╭─ Items
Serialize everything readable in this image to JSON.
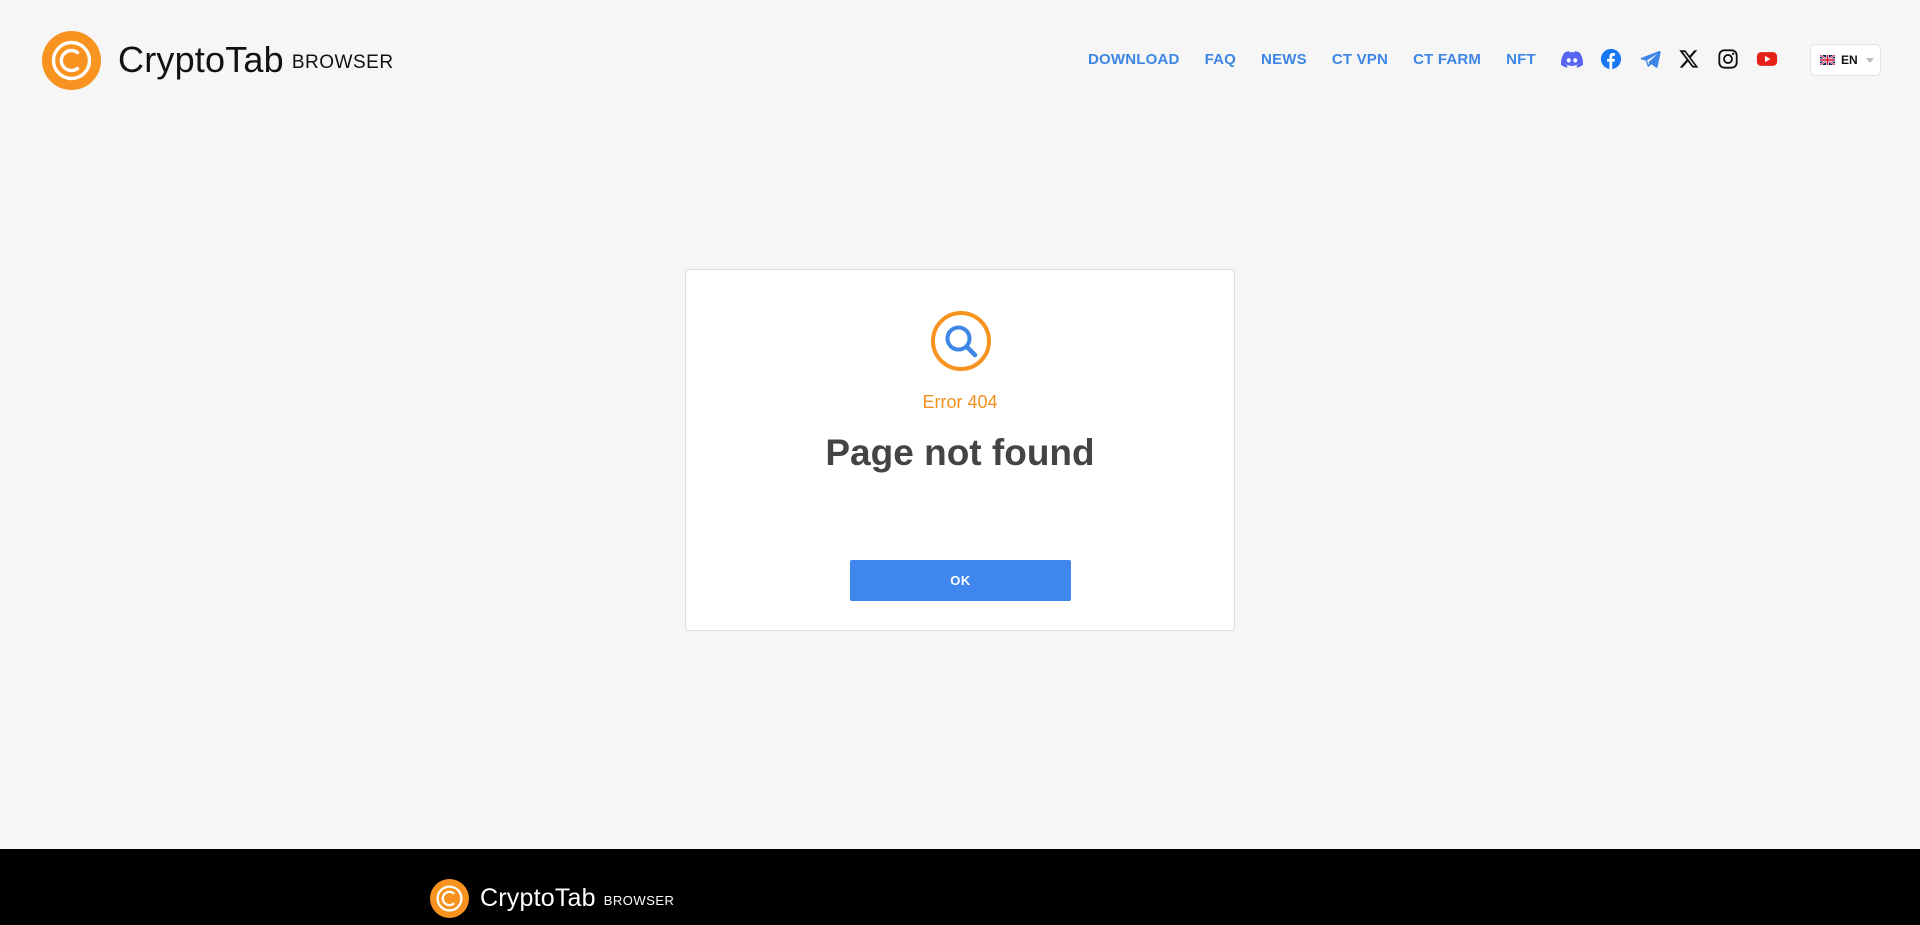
{
  "brand": {
    "name": "CryptoTab",
    "sub": "BROWSER"
  },
  "nav": {
    "items": [
      "DOWNLOAD",
      "FAQ",
      "NEWS",
      "CT VPN",
      "CT FARM",
      "NFT"
    ]
  },
  "social": [
    "discord-icon",
    "facebook-icon",
    "telegram-icon",
    "x-icon",
    "instagram-icon",
    "youtube-icon"
  ],
  "language": {
    "code": "EN"
  },
  "error": {
    "code_text": "Error 404",
    "title": "Page not found",
    "button_label": "OK"
  },
  "colors": {
    "accent_orange": "#f7931e",
    "link_blue": "#3d86e6",
    "button_blue": "#3f86ee",
    "footer_bg": "#000000"
  }
}
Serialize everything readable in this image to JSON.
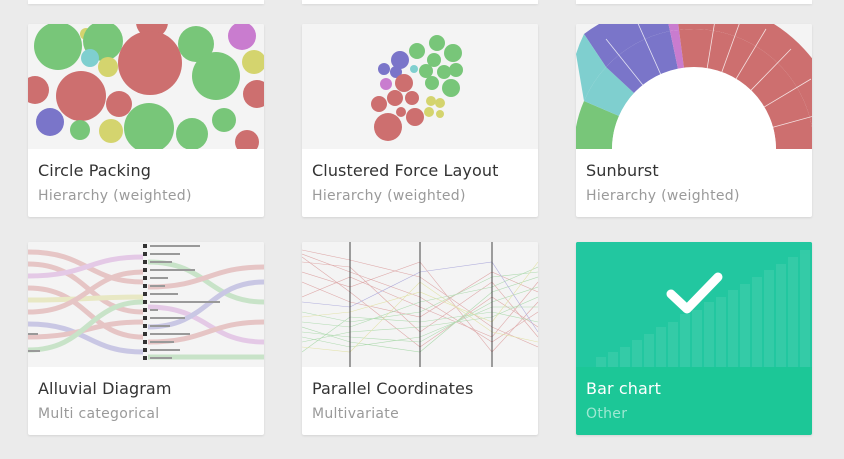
{
  "cards": [
    {
      "title": "Circle Packing",
      "subtitle": "Hierarchy (weighted)",
      "thumbnail": "circle-packing-thumbnail"
    },
    {
      "title": "Clustered Force Layout",
      "subtitle": "Hierarchy (weighted)",
      "thumbnail": "clustered-force-layout-thumbnail"
    },
    {
      "title": "Sunburst",
      "subtitle": "Hierarchy (weighted)",
      "thumbnail": "sunburst-thumbnail"
    },
    {
      "title": "Alluvial Diagram",
      "subtitle": "Multi categorical",
      "thumbnail": "alluvial-diagram-thumbnail"
    },
    {
      "title": "Parallel Coordinates",
      "subtitle": "Multivariate",
      "thumbnail": "parallel-coordinates-thumbnail"
    },
    {
      "title": "Bar chart",
      "subtitle": "Other",
      "thumbnail": "bar-chart-thumbnail",
      "selected": true,
      "selected_icon": "checkmark-icon"
    }
  ],
  "colors": {
    "background": "#ebebeb",
    "selected": "#1cc797",
    "green": "#78c679",
    "red": "#cd6f6f",
    "purple": "#7a75c9",
    "teal": "#7fcfcf",
    "yellow": "#d4d46e",
    "magenta": "#c97ccf"
  }
}
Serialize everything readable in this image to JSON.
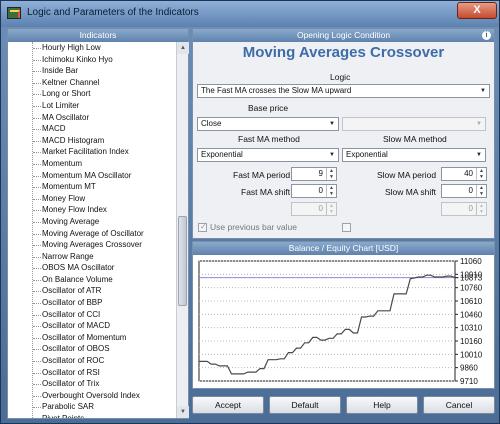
{
  "window": {
    "title": "Logic and Parameters of the Indicators",
    "close_label": "X"
  },
  "indicators": {
    "header": "Indicators",
    "items": [
      "Hourly High Low",
      "Ichimoku Kinko Hyo",
      "Inside Bar",
      "Keltner Channel",
      "Long or Short",
      "Lot Limiter",
      "MA Oscillator",
      "MACD",
      "MACD Histogram",
      "Market Facilitation Index",
      "Momentum",
      "Momentum MA Oscillator",
      "Momentum MT",
      "Money Flow",
      "Money Flow Index",
      "Moving Average",
      "Moving Average of Oscillator",
      "Moving Averages Crossover",
      "Narrow Range",
      "OBOS MA Oscillator",
      "On Balance Volume",
      "Oscillator of ATR",
      "Oscillator of BBP",
      "Oscillator of CCI",
      "Oscillator of MACD",
      "Oscillator of Momentum",
      "Oscillator of OBOS",
      "Oscillator of ROC",
      "Oscillator of RSI",
      "Oscillator of Trix",
      "Overbought Oversold Index",
      "Parabolic SAR",
      "Pivot Points"
    ]
  },
  "logic_panel": {
    "header": "Opening Logic Condition",
    "indicator_name": "Moving Averages Crossover",
    "logic_label": "Logic",
    "logic_value": "The Fast MA crosses the Slow MA upward",
    "base_price_label": "Base price",
    "base_price_value": "Close",
    "base_price_second_value": "",
    "fast_ma_method_label": "Fast MA method",
    "fast_ma_method_value": "Exponential",
    "slow_ma_method_label": "Slow MA method",
    "slow_ma_method_value": "Exponential",
    "fast_ma_period_label": "Fast MA period",
    "fast_ma_period_value": "9",
    "slow_ma_period_label": "Slow MA period",
    "slow_ma_period_value": "40",
    "fast_ma_shift_label": "Fast MA shift",
    "fast_ma_shift_value": "0",
    "slow_ma_shift_label": "Slow MA shift",
    "slow_ma_shift_value": "0",
    "extra_left_value": "0",
    "extra_right_value": "0",
    "use_previous_bar_label": "Use previous bar value"
  },
  "chart_data": {
    "type": "line",
    "title": "Balance / Equity Chart [USD]",
    "ylim": [
      9710,
      11060
    ],
    "y_ticks": [
      11060,
      10910,
      10873,
      10760,
      10610,
      10460,
      10310,
      10160,
      10010,
      9860,
      9710
    ],
    "current_value_label": "10873",
    "grid": true,
    "series": [
      {
        "color": "#4a4a4a",
        "values": [
          9930,
          9930,
          9930,
          9900,
          9900,
          9880,
          9880,
          9880,
          9790,
          9790,
          9790,
          9790,
          9810,
          9810,
          9810,
          9850,
          9850,
          9950,
          9950,
          9950,
          9960,
          9960,
          10030,
          10030,
          10080,
          10080,
          10140,
          10140,
          10200,
          10200,
          10170,
          10170,
          10190,
          10190,
          10240,
          10240,
          10290,
          10290,
          10250,
          10250,
          10430,
          10430,
          10440,
          10440,
          10500,
          10500,
          10500,
          10500,
          10690,
          10690,
          10690,
          10690,
          10860,
          10870,
          10880,
          10880,
          10900,
          10900,
          10880,
          10880,
          10880,
          10890,
          10890,
          10873
        ]
      }
    ]
  },
  "buttons": {
    "accept": "Accept",
    "default": "Default",
    "help": "Help",
    "cancel": "Cancel"
  }
}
╰─
** Required task **
Scan the lines for the string "header". Copy out each line that matches.

** Exercise output **
    "header": "Indicators",
    "header": "Opening Logic Condition",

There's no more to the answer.